Try it = Exact wording is required for every entry; transcribe all of them and leave the images out.

Stored data entries:

● ● ● ●

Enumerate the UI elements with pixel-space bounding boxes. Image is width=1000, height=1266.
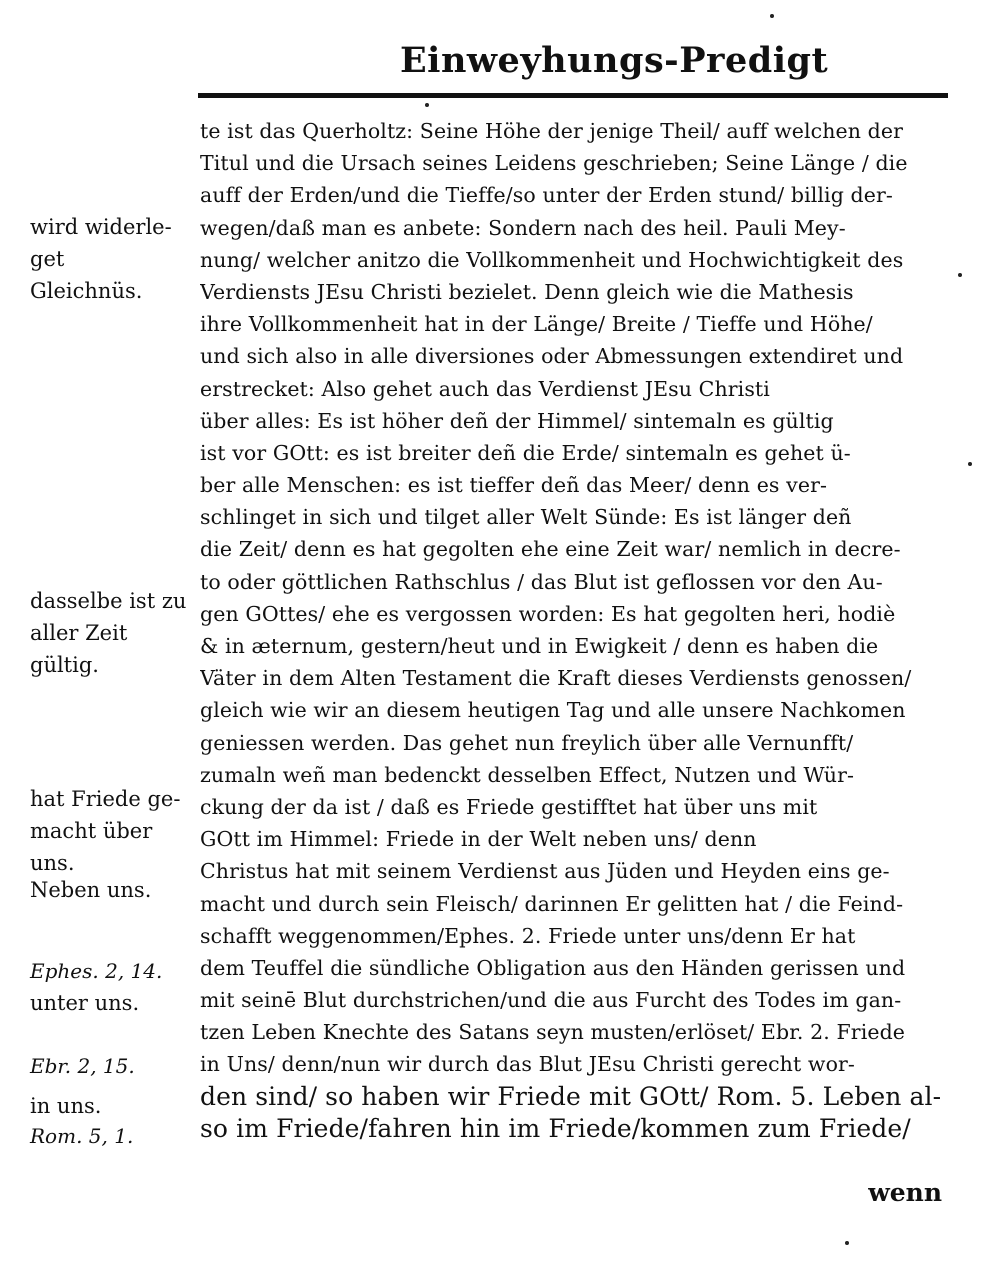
margin-note-line: uns.: [30, 851, 75, 875]
margin-note: [30, 585, 195, 681]
body-line: gleich wie wir an diesem heutigen Tag und alle unsere Nachkomen: [200, 698, 906, 723]
margin-note-line: Ebr. 2, 15.: [30, 1054, 135, 1078]
margin-note: [30, 211, 195, 307]
body-text: [200, 115, 950, 1145]
body-line: und sich also in alle diversiones oder Abmessungen extendiret und: [200, 344, 904, 369]
margin-note-line: Gleichnüs.: [30, 279, 143, 303]
margin-note-line: hat Friede ge-: [30, 787, 181, 811]
body-line: Väter in dem Alten Testament die Kraft dieses Verdiensts genossen/: [200, 666, 912, 691]
body-line: to oder göttlichen Rathschlus / das Blut ist geflossen vor den Au-: [200, 569, 883, 594]
ink-speck: [968, 462, 972, 466]
body-line: die Zeit/ denn es hat gegolten ehe eine Zeit war/ nemlich in decre-: [200, 537, 901, 562]
body-line: über alles: Es ist höher deñ der Himmel/ sintemaln es gültig: [200, 408, 834, 433]
body-line: nung/ welcher anitzo die Vollkommenheit und Hochwichtigkeit des: [200, 247, 904, 272]
body-line: wegen/daß man es anbete: Sondern nach des heil. Pauli Mey-: [200, 215, 846, 240]
margin-note-reference: [30, 1120, 195, 1152]
margin-note-line: aller Zeit: [30, 621, 128, 645]
margin-note: [30, 874, 195, 906]
margin-note-line: gültig.: [30, 653, 99, 677]
body-line: Titul und die Ursach seines Leidens geschrieben; Seine Länge / die: [200, 151, 908, 176]
body-line: gen GOttes/ ehe es vergossen worden: Es hat gegolten heri, hodiè: [200, 601, 896, 626]
margin-note-line: Neben uns.: [30, 878, 152, 902]
body-line: macht und durch sein Fleisch/ darinnen Er gelitten hat / die Feind-: [200, 891, 904, 916]
body-line: ckung der da ist / daß es Friede gestifftet hat über uns mit: [200, 794, 818, 819]
margin-note-line: Rom. 5, 1.: [30, 1124, 134, 1148]
header-rule: [198, 93, 948, 98]
body-line: tzen Leben Knechte des Satans seyn musten/erlöset/ Ebr. 2. Friede: [200, 1020, 906, 1045]
body-line: ihre Vollkommenheit hat in der Länge/ Breite / Tieffe und Höhe/: [200, 312, 873, 337]
margin-note: [30, 1090, 195, 1122]
margin-note-line: get: [30, 247, 65, 271]
body-line: Christus hat mit seinem Verdienst aus Jüden und Heyden eins ge-: [200, 859, 890, 884]
body-line: mit seinē Blut durchstrichen/und die aus Furcht des Todes im gan-: [200, 988, 902, 1013]
body-line: zumaln weñ man bedenckt desselben Effect, Nutzen und Wür-: [200, 762, 855, 787]
margin-note: [30, 783, 195, 879]
ink-speck: [770, 14, 774, 18]
running-head: Einweyhungs-Predigt: [400, 40, 829, 81]
margin-note-line: in uns.: [30, 1094, 102, 1118]
body-line: schlinget in sich und tilget aller Welt Sünde: Es ist länger deñ: [200, 505, 852, 530]
body-line: auff der Erden/und die Tieffe/so unter der Erden stund/ billig der-: [200, 183, 893, 208]
body-line: GOtt im Himmel: Friede in der Welt neben uns/ denn: [200, 827, 757, 852]
margin-note-line: unter uns.: [30, 991, 140, 1015]
margin-note-line: dasselbe ist zu: [30, 589, 187, 613]
margin-note-reference: [30, 955, 195, 987]
body-line: schafft weggenommen/Ephes. 2. Friede unter uns/denn Er hat: [200, 923, 856, 948]
margin-note-line: wird widerle-: [30, 215, 172, 239]
margin-note-reference: [30, 1050, 195, 1082]
catchword: wenn: [868, 1178, 942, 1207]
ink-speck: [425, 103, 429, 107]
body-line: erstrecket: Also gehet auch das Verdienst JEsu Christi: [200, 376, 770, 401]
body-line: & in æternum, gestern/heut und in Ewigkeit / denn es haben die: [200, 634, 879, 658]
body-line: den sind/ so haben wir Friede mit GOtt/ Rom. 5. Leben al-: [200, 1081, 942, 1111]
body-line: ber alle Menschen: es ist tieffer deñ das Meer/ denn es ver-: [200, 473, 828, 498]
ink-speck: [958, 273, 962, 277]
ink-speck: [845, 1241, 849, 1245]
body-line: so im Friede/fahren hin im Friede/kommen zum Friede/: [200, 1113, 911, 1143]
body-line: Verdiensts JEsu Christi bezielet. Denn gleich wie die Mathesis: [200, 279, 854, 304]
body-line: in Uns/ denn/nun wir durch das Blut JEsu Christi gerecht wor-: [200, 1052, 855, 1077]
margin-note-line: Ephes. 2, 14.: [30, 959, 163, 983]
body-line: geniessen werden. Das gehet nun freylich über alle Vernunfft/: [200, 730, 854, 755]
body-line: ist vor GOtt: es ist breiter deñ die Erde/ sintemaln es gehet ü-: [200, 440, 851, 465]
body-line: dem Teuffel die sündliche Obligation aus den Händen gerissen und: [200, 955, 906, 980]
body-line: te ist das Querholtz: Seine Höhe der jenige Theil/ auff welchen der: [200, 119, 904, 143]
margin-note-line: macht über: [30, 819, 153, 843]
margin-note: [30, 987, 195, 1019]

● ● ● ●

Solved exercise =
Enumerate the UI elements with pixel-space bounding boxes. Image is width=1000, height=1266.
margin-note-line: uns.: [30, 851, 75, 875]
margin-note: [30, 585, 195, 681]
body-line: gleich wie wir an diesem heutigen Tag und alle unsere Nachkomen: [200, 698, 906, 723]
margin-note-line: Ebr. 2, 15.: [30, 1054, 135, 1078]
margin-note: [30, 211, 195, 307]
body-text: [200, 115, 950, 1145]
body-line: und sich also in alle diversiones oder Abmessungen extendiret und: [200, 344, 904, 369]
margin-note-line: Gleichnüs.: [30, 279, 143, 303]
margin-note-line: hat Friede ge-: [30, 787, 181, 811]
body-line: Väter in dem Alten Testament die Kraft dieses Verdiensts genossen/: [200, 666, 912, 691]
body-line: to oder göttlichen Rathschlus / das Blut ist geflossen vor den Au-: [200, 569, 883, 594]
ink-speck: [968, 462, 972, 466]
body-line: die Zeit/ denn es hat gegolten ehe eine Zeit war/ nemlich in decre-: [200, 537, 901, 562]
body-line: über alles: Es ist höher deñ der Himmel/ sintemaln es gültig: [200, 408, 834, 433]
body-line: nung/ welcher anitzo die Vollkommenheit und Hochwichtigkeit des: [200, 247, 904, 272]
body-line: wegen/daß man es anbete: Sondern nach des heil. Pauli Mey-: [200, 215, 846, 240]
margin-note-reference: [30, 1120, 195, 1152]
margin-note-line: aller Zeit: [30, 621, 128, 645]
margin-note: [30, 874, 195, 906]
margin-note-line: gültig.: [30, 653, 99, 677]
body-line: Titul und die Ursach seines Leidens geschrieben; Seine Länge / die: [200, 151, 908, 176]
body-line: gen GOttes/ ehe es vergossen worden: Es hat gegolten heri, hodiè: [200, 601, 896, 626]
margin-note-line: Neben uns.: [30, 878, 152, 902]
body-line: macht und durch sein Fleisch/ darinnen Er gelitten hat / die Feind-: [200, 891, 904, 916]
body-line: ckung der da ist / daß es Friede gestifftet hat über uns mit: [200, 794, 818, 819]
margin-note-line: Rom. 5, 1.: [30, 1124, 134, 1148]
header-rule: [198, 93, 948, 98]
body-line: tzen Leben Knechte des Satans seyn musten/erlöset/ Ebr. 2. Friede: [200, 1020, 906, 1045]
body-line: ihre Vollkommenheit hat in der Länge/ Breite / Tieffe und Höhe/: [200, 312, 873, 337]
margin-note: [30, 1090, 195, 1122]
margin-note-line: get: [30, 247, 65, 271]
body-line: Christus hat mit seinem Verdienst aus Jüden und Heyden eins ge-: [200, 859, 890, 884]
body-line: mit seinē Blut durchstrichen/und die aus Furcht des Todes im gan-: [200, 988, 902, 1013]
body-line: zumaln weñ man bedenckt desselben Effect, Nutzen und Wür-: [200, 762, 855, 787]
margin-note: [30, 783, 195, 879]
ink-speck: [770, 14, 774, 18]
running-head: Einweyhungs-Predigt: [400, 40, 829, 81]
margin-note-line: in uns.: [30, 1094, 102, 1118]
body-line: schlinget in sich und tilget aller Welt Sünde: Es ist länger deñ: [200, 505, 852, 530]
body-line: auff der Erden/und die Tieffe/so unter der Erden stund/ billig der-: [200, 183, 893, 208]
body-line: GOtt im Himmel: Friede in der Welt neben uns/ denn: [200, 827, 757, 852]
margin-note-line: unter uns.: [30, 991, 140, 1015]
margin-note-line: dasselbe ist zu: [30, 589, 187, 613]
margin-note-reference: [30, 955, 195, 987]
body-line: schafft weggenommen/Ephes. 2. Friede unter uns/denn Er hat: [200, 923, 856, 948]
margin-note-line: wird widerle-: [30, 215, 172, 239]
margin-note-reference: [30, 1050, 195, 1082]
catchword: wenn: [868, 1178, 942, 1207]
ink-speck: [425, 103, 429, 107]
body-line: erstrecket: Also gehet auch das Verdienst JEsu Christi: [200, 376, 770, 401]
body-line: & in æternum, gestern/heut und in Ewigkeit / denn es haben die: [200, 634, 879, 658]
body-line: den sind/ so haben wir Friede mit GOtt/ Rom. 5. Leben al-: [200, 1081, 942, 1111]
body-line: ber alle Menschen: es ist tieffer deñ das Meer/ denn es ver-: [200, 473, 828, 498]
ink-speck: [958, 273, 962, 277]
ink-speck: [845, 1241, 849, 1245]
body-line: so im Friede/fahren hin im Friede/kommen zum Friede/: [200, 1113, 911, 1143]
body-line: Verdiensts JEsu Christi bezielet. Denn gleich wie die Mathesis: [200, 279, 854, 304]
body-line: in Uns/ denn/nun wir durch das Blut JEsu Christi gerecht wor-: [200, 1052, 855, 1077]
margin-note-line: Ephes. 2, 14.: [30, 959, 163, 983]
body-line: geniessen werden. Das gehet nun freylich über alle Vernunfft/: [200, 730, 854, 755]
body-line: ist vor GOtt: es ist breiter deñ die Erde/ sintemaln es gehet ü-: [200, 440, 851, 465]
body-line: dem Teuffel die sündliche Obligation aus den Händen gerissen und: [200, 955, 906, 980]
body-line: te ist das Querholtz: Seine Höhe der jenige Theil/ auff welchen der: [200, 119, 904, 143]
margin-note-line: macht über: [30, 819, 153, 843]
margin-note: [30, 987, 195, 1019]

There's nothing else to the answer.